REQUIREMENT »
Where does the string "Trends" appear in the records? Copy each line that holds it.

☆ ☆ ☆ ☆ ☆ ☆ ☆

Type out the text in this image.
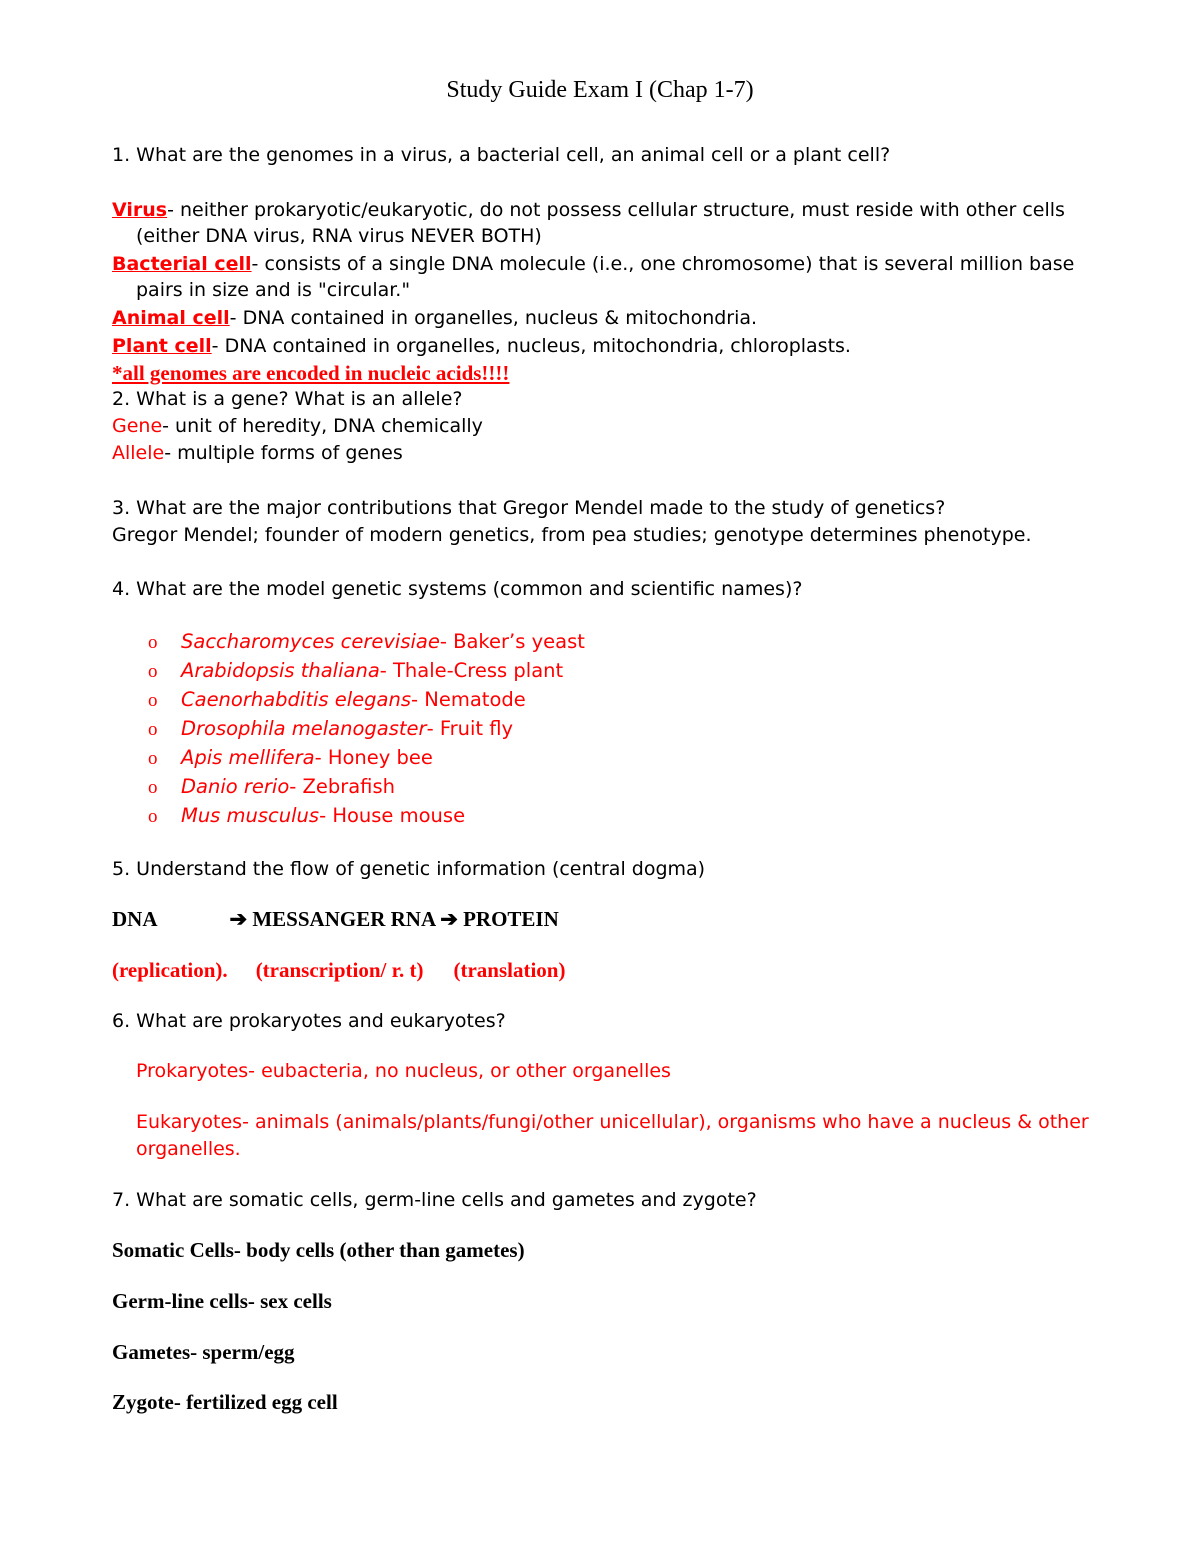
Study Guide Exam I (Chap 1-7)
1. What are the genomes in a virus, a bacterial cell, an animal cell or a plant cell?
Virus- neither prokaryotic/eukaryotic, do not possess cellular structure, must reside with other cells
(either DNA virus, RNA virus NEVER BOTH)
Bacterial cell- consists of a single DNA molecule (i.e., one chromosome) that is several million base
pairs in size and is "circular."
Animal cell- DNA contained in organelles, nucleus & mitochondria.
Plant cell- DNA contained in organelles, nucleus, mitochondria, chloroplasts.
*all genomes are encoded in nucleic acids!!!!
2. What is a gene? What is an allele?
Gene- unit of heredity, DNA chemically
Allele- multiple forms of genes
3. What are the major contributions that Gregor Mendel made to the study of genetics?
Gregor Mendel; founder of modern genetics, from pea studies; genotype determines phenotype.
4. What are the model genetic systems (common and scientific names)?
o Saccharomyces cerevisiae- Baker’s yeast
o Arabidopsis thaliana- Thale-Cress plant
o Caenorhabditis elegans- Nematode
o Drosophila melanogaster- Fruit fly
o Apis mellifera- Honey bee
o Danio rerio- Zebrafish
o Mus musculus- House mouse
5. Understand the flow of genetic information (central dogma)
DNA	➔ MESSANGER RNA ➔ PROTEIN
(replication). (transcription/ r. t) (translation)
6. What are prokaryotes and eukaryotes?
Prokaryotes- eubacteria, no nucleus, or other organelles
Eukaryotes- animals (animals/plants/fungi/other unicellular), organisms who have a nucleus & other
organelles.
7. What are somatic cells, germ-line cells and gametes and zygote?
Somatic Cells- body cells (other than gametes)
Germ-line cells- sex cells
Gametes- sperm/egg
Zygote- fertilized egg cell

☆ ☆ ☆ ☆ ☆ ☆ ☆

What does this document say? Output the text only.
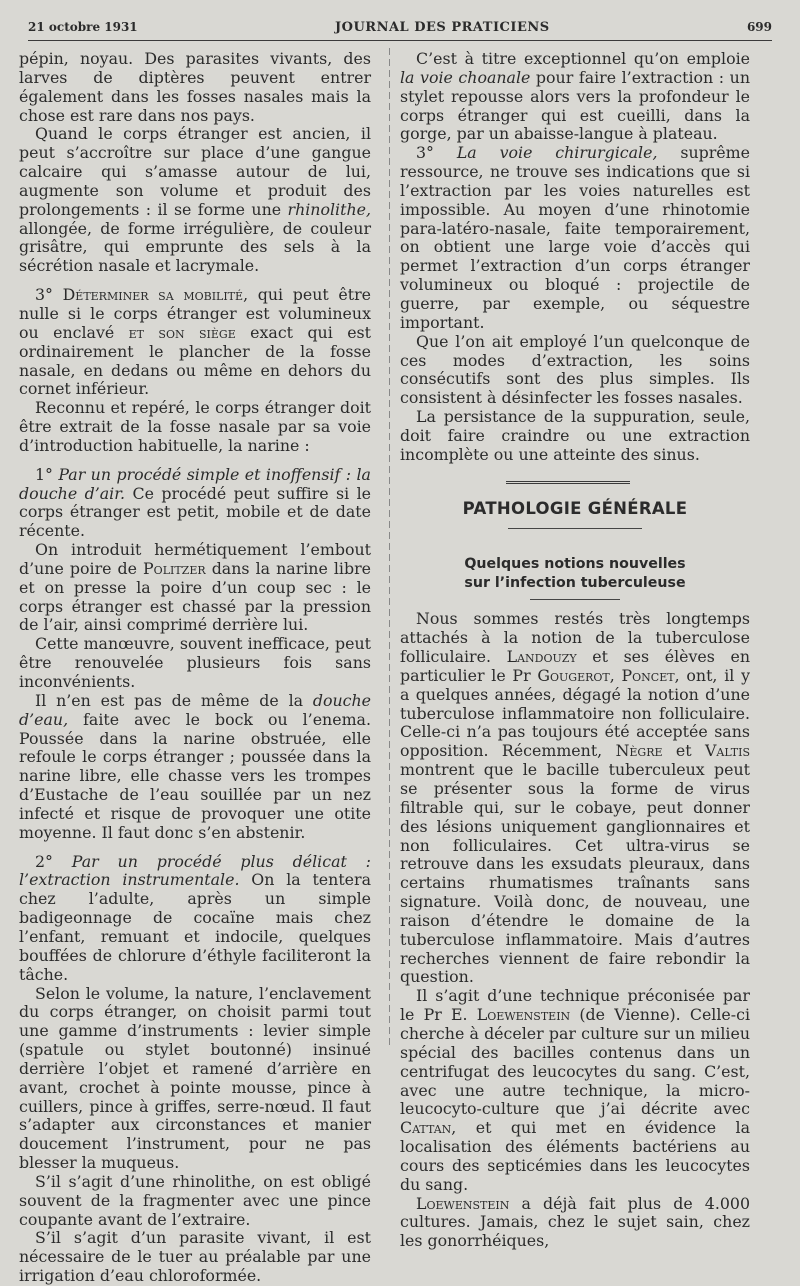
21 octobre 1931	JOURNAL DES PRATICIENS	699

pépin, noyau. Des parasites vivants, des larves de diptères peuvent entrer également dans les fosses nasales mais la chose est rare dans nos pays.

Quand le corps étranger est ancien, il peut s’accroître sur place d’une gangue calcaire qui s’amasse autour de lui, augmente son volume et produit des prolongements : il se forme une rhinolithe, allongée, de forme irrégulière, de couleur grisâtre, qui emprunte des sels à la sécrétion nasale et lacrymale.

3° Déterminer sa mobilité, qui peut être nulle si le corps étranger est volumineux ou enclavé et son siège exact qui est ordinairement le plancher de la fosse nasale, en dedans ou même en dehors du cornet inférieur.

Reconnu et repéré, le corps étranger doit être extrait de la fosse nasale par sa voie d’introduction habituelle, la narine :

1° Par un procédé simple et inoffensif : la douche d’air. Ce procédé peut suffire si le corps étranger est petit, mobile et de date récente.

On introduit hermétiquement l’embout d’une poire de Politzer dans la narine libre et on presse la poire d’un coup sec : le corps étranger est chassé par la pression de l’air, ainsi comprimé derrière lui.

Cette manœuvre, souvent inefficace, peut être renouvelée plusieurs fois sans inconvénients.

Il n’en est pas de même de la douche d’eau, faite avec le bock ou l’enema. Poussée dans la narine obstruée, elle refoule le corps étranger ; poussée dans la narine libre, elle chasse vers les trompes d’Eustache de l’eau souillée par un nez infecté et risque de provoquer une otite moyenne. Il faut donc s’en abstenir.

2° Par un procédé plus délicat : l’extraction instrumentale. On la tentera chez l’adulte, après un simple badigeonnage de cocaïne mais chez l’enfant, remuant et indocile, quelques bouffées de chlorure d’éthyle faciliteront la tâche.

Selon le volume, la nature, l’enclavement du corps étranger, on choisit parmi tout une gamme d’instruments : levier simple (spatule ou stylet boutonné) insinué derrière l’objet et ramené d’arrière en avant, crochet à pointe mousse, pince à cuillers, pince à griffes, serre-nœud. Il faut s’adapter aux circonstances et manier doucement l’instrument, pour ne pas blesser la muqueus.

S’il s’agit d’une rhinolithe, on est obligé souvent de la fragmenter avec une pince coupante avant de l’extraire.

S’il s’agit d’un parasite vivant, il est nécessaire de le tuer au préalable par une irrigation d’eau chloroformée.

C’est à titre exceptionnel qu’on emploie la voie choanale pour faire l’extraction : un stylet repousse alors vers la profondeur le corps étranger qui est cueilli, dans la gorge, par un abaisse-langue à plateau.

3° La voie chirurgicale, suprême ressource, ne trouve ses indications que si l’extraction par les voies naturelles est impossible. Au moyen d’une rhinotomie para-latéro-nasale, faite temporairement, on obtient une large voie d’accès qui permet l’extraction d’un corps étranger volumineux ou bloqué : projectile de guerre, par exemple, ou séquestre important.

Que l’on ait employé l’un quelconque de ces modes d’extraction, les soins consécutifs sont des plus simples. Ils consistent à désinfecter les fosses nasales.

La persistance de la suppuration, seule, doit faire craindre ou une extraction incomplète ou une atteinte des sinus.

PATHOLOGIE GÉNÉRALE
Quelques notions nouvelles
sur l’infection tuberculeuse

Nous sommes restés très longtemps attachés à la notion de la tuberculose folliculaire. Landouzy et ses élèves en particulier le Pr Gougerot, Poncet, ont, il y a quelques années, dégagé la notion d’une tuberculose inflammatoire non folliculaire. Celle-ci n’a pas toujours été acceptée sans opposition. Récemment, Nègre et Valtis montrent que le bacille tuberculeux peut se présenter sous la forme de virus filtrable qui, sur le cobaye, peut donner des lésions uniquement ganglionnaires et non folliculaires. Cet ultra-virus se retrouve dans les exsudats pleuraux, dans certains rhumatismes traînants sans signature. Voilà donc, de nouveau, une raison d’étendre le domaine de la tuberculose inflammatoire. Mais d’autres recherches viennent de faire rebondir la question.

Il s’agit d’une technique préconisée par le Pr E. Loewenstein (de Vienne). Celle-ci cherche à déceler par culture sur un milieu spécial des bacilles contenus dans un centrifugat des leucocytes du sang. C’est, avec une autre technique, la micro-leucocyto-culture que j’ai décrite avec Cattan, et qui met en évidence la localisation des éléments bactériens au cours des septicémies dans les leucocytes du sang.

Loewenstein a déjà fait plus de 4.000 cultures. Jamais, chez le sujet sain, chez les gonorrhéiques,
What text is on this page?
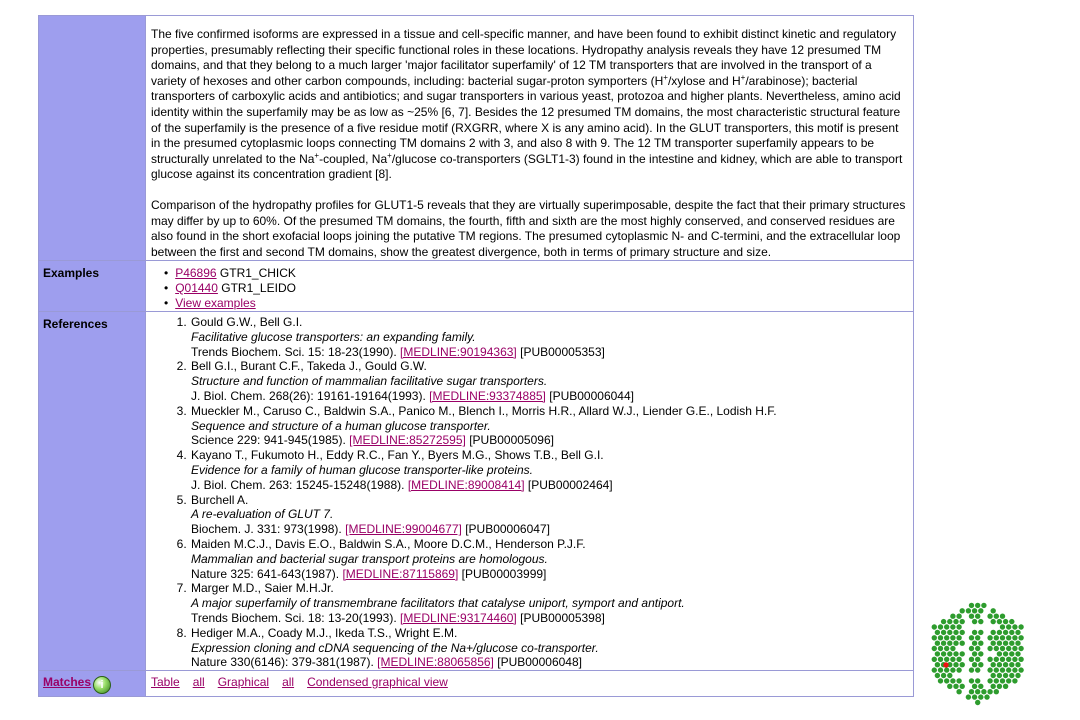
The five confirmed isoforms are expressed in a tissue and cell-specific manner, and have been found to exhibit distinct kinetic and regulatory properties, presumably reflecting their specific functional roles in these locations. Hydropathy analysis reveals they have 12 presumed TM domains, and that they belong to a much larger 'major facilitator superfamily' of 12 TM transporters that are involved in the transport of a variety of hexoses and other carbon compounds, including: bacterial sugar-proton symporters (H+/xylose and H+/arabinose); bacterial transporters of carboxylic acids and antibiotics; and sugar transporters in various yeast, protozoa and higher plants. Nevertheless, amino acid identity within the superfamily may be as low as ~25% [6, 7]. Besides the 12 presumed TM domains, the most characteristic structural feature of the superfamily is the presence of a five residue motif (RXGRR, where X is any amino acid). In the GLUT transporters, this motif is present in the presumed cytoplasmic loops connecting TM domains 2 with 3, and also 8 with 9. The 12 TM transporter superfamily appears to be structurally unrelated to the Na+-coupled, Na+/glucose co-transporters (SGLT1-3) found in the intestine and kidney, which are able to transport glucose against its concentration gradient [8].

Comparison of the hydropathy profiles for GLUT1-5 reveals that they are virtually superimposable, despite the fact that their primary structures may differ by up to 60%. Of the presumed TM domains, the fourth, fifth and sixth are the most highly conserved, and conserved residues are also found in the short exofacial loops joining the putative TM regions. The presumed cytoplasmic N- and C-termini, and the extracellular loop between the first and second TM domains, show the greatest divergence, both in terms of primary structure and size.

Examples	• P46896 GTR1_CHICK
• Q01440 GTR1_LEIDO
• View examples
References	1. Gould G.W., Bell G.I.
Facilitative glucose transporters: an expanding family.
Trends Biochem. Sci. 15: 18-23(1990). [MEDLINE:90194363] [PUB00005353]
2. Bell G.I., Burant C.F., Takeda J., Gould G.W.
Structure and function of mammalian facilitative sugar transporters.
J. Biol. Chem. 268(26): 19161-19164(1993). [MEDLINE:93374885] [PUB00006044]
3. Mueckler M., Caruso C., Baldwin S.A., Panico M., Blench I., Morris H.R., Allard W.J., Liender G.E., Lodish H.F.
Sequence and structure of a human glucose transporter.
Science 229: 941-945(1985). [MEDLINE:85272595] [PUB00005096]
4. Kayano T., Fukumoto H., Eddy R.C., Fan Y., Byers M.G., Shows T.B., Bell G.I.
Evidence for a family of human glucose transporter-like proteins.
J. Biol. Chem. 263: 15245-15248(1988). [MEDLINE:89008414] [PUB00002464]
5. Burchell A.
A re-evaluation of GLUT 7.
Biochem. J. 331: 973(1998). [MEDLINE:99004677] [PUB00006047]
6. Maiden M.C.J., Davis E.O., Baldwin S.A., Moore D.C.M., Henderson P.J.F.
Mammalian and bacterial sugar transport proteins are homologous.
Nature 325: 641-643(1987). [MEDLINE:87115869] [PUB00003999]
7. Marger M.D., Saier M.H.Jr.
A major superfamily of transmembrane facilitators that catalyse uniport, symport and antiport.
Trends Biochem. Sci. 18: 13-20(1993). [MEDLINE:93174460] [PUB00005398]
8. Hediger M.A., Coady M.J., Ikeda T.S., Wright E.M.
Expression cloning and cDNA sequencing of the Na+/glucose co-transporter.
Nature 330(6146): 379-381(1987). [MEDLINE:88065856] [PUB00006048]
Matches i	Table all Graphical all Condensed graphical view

☆ ☆ ☆ ☆ ☆ ☆ ☆

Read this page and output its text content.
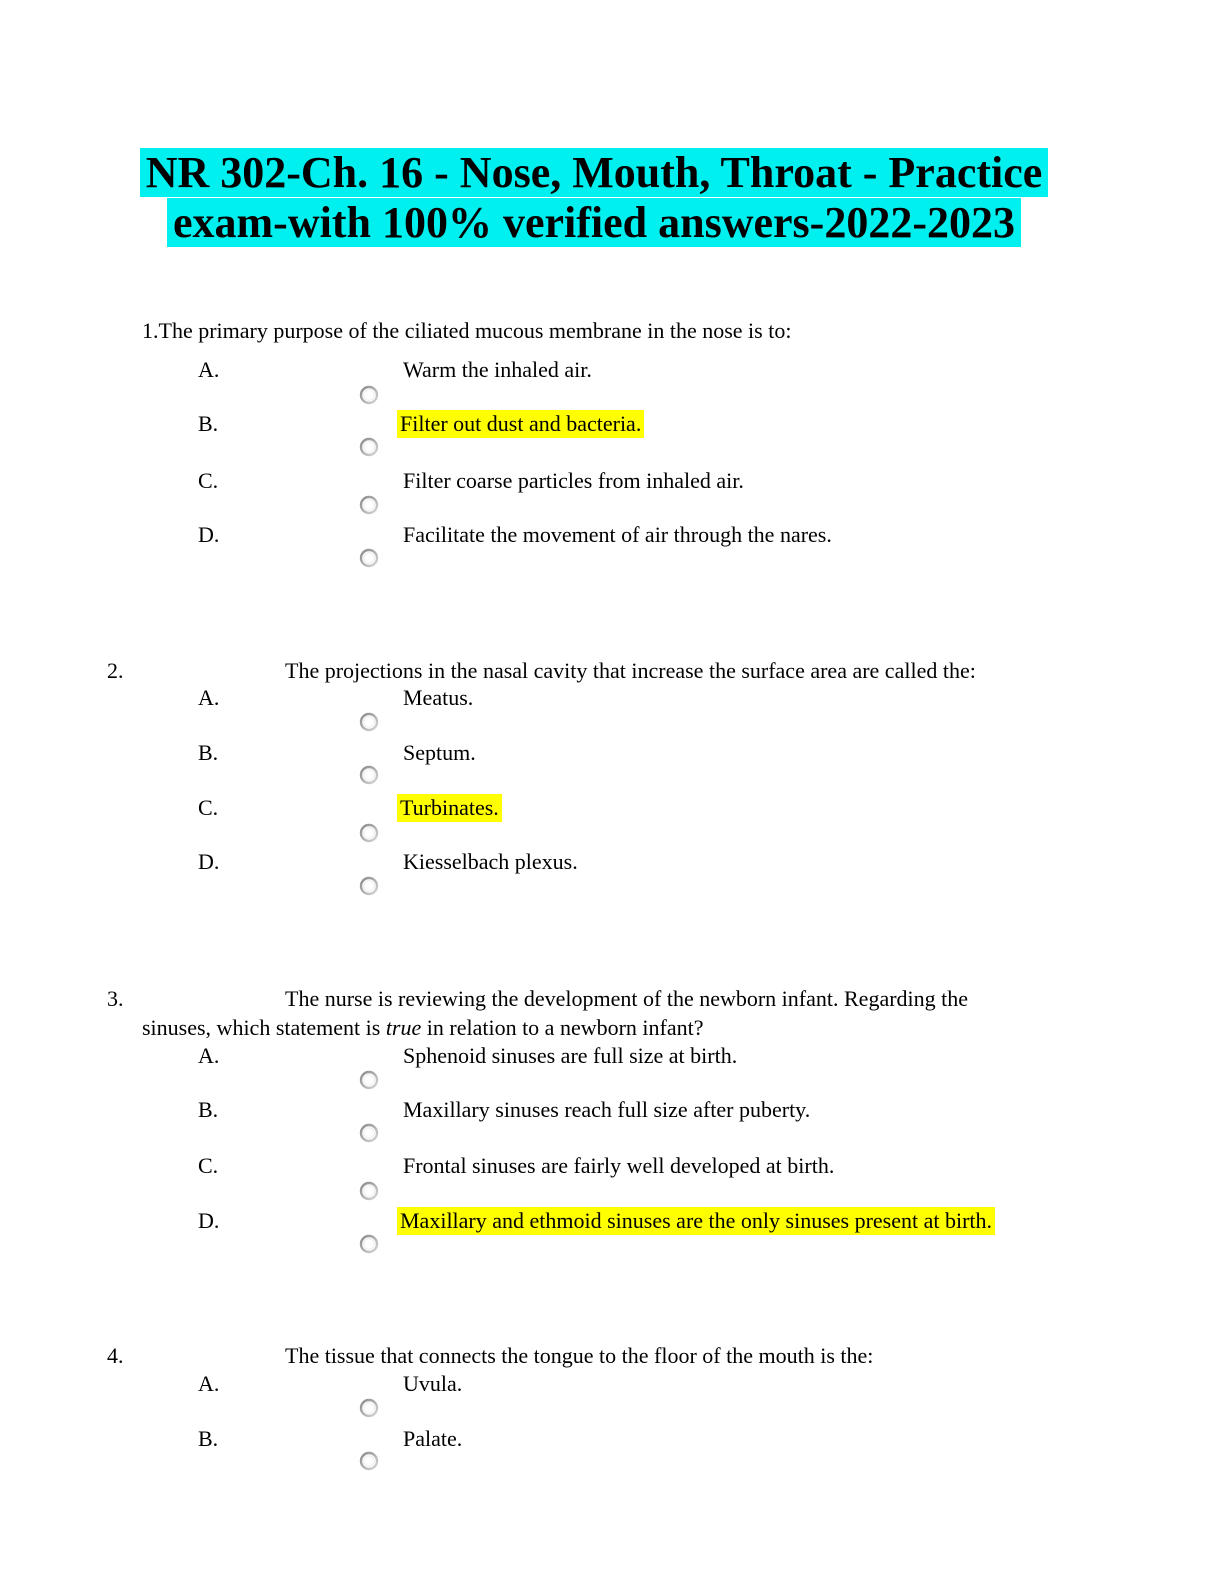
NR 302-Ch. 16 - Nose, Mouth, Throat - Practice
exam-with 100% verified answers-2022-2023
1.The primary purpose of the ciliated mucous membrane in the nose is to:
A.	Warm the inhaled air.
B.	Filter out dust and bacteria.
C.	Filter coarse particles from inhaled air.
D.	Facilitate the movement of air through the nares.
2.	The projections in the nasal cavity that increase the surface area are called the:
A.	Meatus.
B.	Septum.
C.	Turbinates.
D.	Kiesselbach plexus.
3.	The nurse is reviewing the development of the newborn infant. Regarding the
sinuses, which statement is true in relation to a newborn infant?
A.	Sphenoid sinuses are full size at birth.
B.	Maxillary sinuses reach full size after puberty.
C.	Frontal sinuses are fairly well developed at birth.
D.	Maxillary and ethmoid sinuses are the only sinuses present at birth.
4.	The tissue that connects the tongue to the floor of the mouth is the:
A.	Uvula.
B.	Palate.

☆ ☆ ☆ ☆ ☆ ☆ ☆

OUTPUT OF THE EXERCISE »
Trends Biochem. Sci. 15: 18-23(1990). [MEDLINE:90194363] [PUB00005353]
Trends Biochem. Sci. 18: 13-20(1993). [MEDLINE:93174460] [PUB00005398]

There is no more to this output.